Task goal
Copy out all lines that hold "Factual".

Dataset records
───
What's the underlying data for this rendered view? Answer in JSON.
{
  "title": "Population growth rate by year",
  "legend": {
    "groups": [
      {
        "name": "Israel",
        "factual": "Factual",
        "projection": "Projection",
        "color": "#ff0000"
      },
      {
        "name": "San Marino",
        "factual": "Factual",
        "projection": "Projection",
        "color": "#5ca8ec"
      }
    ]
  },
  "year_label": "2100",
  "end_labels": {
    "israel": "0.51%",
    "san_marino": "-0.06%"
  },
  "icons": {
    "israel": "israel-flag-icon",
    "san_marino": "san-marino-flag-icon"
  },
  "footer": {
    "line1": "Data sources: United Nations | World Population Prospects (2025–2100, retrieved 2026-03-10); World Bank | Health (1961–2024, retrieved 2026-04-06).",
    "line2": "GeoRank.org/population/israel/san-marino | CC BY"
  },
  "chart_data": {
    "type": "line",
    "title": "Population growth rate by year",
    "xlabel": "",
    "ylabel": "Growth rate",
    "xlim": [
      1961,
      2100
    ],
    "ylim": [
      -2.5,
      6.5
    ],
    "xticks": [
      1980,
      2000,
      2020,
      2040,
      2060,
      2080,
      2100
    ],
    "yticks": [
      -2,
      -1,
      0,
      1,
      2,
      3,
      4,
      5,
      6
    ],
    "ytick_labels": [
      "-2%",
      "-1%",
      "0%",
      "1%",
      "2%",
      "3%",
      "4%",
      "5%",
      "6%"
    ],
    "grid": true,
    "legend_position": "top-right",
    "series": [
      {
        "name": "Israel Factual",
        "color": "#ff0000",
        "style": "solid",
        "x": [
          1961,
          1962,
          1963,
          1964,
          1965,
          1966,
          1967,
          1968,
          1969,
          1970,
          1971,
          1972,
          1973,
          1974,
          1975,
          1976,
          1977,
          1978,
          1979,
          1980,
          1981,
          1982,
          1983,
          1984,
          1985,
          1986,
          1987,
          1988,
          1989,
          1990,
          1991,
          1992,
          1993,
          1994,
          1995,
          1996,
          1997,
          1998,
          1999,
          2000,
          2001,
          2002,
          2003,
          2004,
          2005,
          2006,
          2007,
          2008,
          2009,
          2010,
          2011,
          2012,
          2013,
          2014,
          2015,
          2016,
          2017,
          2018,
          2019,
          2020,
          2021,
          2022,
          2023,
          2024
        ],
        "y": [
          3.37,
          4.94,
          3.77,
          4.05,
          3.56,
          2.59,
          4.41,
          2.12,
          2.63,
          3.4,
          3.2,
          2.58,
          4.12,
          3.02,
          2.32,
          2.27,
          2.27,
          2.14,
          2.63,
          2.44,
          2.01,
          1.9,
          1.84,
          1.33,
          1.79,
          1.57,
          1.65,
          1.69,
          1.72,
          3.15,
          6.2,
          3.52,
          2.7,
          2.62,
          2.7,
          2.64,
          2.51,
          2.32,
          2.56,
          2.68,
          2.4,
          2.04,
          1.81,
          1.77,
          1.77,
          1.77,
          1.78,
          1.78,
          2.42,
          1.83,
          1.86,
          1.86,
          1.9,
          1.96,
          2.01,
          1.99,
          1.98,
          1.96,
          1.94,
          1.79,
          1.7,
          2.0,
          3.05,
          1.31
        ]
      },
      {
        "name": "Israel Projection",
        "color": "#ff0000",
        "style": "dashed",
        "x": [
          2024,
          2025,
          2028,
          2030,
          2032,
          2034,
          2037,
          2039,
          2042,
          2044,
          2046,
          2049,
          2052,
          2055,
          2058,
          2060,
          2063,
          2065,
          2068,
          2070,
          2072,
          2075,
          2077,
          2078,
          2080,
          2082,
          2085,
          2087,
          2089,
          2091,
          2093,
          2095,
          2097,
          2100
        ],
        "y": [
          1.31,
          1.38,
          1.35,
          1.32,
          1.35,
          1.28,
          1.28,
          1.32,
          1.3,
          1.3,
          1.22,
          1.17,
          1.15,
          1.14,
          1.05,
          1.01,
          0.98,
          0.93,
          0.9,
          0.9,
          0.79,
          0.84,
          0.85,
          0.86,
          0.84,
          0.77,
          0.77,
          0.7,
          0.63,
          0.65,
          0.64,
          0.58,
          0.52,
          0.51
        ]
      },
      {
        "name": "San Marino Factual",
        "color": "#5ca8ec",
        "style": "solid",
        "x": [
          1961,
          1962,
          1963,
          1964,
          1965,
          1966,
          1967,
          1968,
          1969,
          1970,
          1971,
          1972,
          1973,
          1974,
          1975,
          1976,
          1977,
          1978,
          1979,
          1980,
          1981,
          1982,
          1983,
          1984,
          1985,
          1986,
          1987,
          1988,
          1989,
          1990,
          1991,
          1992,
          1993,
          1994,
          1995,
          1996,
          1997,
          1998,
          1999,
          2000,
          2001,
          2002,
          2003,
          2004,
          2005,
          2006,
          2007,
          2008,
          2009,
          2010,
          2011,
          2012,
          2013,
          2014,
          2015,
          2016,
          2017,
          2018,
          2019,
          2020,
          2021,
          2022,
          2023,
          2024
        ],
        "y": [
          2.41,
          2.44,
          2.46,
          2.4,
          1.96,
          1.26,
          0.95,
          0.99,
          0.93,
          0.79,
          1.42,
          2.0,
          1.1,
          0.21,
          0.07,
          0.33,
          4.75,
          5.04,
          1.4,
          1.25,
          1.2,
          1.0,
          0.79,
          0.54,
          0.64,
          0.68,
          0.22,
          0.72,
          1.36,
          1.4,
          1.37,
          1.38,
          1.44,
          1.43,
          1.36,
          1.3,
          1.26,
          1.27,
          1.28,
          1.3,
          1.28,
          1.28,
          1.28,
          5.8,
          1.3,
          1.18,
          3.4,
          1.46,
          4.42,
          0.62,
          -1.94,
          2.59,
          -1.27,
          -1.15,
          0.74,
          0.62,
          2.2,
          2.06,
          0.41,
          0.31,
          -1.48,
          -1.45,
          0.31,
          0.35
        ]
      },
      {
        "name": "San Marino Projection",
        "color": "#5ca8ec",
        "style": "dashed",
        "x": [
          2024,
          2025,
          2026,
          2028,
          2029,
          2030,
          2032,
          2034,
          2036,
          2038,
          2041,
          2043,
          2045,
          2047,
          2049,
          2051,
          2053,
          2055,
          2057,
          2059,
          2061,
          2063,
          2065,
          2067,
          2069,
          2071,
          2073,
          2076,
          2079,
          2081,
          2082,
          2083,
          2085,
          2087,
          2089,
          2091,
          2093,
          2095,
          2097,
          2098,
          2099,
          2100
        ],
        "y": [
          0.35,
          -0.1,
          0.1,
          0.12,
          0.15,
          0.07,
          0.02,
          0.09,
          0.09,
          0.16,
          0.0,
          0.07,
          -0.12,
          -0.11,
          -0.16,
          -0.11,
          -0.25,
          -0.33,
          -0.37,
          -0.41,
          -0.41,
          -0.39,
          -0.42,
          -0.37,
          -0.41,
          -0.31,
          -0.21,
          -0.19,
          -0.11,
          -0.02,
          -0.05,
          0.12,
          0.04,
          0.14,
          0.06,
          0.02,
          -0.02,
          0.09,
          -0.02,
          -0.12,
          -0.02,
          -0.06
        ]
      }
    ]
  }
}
───
Answer to the task
        "factual": "Factual",
        "factual": "Factual",
        "name": "Israel Factual",
        "name": "San Marino Factual",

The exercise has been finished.